* Items *
<<<<
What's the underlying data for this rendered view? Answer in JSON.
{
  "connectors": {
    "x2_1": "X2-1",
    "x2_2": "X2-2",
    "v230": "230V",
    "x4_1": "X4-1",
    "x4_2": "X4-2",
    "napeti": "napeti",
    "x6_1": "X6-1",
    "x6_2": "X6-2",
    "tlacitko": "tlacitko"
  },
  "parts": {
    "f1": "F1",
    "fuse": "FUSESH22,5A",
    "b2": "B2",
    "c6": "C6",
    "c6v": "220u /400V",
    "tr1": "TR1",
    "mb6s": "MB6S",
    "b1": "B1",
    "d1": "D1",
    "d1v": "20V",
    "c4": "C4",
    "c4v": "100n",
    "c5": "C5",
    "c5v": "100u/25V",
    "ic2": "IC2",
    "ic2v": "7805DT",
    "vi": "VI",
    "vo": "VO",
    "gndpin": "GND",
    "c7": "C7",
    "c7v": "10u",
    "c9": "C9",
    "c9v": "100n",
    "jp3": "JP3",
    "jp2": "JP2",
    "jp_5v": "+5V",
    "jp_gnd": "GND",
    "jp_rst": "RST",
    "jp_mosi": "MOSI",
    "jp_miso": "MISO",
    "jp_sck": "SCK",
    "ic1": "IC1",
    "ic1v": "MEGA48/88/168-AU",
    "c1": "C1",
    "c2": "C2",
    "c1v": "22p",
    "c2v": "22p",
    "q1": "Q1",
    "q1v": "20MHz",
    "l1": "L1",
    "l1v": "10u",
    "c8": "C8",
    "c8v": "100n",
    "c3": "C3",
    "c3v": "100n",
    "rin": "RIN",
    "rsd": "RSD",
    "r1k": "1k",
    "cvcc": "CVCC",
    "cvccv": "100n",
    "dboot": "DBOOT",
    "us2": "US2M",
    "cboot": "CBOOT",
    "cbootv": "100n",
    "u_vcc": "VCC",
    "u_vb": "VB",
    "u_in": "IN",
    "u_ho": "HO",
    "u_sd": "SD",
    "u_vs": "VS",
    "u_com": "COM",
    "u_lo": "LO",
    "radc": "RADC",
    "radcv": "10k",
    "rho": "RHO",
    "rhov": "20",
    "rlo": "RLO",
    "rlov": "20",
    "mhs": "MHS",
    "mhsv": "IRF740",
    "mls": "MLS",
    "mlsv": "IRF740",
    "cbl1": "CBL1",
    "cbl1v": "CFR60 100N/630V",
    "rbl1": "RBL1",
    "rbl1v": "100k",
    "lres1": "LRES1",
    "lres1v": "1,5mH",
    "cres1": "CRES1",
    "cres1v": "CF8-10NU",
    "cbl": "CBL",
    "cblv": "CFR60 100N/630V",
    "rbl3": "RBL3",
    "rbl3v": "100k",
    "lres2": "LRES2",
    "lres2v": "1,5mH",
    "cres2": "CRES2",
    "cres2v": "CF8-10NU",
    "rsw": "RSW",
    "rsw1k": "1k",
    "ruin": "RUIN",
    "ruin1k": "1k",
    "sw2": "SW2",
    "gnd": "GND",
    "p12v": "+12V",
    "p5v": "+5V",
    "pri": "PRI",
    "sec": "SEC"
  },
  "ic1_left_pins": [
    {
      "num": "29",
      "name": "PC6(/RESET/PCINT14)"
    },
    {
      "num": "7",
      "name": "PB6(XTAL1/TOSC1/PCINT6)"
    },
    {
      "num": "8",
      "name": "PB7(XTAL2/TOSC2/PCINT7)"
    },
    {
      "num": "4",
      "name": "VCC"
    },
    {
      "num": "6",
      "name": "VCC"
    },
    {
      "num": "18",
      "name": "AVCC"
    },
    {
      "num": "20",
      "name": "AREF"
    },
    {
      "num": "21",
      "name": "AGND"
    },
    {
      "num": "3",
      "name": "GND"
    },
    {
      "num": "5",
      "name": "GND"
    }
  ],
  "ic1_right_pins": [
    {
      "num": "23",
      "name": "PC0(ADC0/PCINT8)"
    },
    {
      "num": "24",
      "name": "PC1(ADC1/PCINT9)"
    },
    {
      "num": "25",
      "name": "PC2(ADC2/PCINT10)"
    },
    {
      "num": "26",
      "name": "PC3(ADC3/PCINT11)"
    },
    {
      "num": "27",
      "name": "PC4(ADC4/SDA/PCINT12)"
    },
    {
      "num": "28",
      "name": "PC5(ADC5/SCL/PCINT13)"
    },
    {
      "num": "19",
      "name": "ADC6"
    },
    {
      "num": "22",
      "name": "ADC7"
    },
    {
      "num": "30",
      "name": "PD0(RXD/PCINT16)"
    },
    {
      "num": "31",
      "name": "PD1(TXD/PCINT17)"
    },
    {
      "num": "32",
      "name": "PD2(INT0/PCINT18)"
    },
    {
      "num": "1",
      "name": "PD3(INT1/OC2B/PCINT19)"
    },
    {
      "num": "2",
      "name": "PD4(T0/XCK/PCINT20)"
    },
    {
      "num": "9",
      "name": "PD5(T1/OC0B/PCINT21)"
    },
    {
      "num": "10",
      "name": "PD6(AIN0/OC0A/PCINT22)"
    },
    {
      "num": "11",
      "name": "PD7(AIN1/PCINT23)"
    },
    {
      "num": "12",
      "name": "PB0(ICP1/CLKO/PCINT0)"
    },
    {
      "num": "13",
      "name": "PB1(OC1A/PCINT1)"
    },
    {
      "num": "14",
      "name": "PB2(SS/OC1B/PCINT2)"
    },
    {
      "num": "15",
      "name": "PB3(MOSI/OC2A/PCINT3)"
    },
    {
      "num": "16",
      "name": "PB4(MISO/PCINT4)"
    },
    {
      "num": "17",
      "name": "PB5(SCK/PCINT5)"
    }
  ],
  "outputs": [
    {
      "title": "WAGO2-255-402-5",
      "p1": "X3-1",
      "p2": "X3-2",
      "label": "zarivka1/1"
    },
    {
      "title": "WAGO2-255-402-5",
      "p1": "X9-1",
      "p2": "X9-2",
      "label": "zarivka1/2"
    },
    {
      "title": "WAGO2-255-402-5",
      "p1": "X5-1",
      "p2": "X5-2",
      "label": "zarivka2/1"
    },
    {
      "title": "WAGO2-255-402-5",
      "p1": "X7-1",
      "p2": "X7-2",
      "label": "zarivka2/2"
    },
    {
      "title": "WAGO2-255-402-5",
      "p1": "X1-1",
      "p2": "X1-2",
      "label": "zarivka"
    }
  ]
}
>>>>
<<<<
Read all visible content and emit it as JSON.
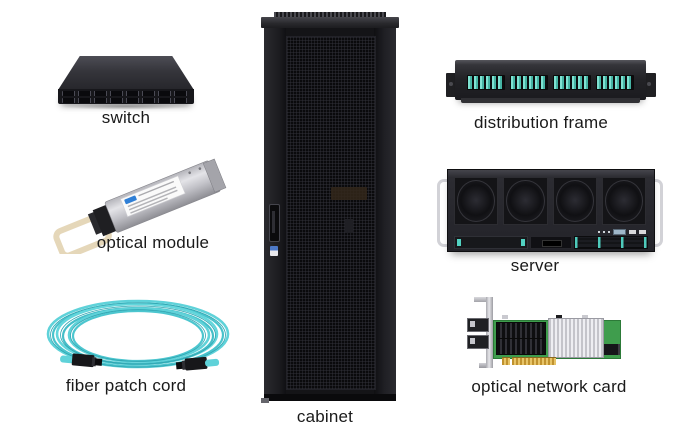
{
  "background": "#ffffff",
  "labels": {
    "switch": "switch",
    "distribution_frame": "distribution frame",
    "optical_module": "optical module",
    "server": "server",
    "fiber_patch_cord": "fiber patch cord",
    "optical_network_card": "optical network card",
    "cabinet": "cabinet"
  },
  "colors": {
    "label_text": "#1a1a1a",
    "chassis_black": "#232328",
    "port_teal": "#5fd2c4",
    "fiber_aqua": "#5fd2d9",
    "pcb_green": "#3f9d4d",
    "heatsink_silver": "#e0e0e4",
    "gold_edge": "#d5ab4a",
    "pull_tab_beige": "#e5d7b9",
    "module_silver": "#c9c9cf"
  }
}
>>>>
* Problem statement *
Only a number is wanted: how many lines contain "optical"?

* Correct answer *
2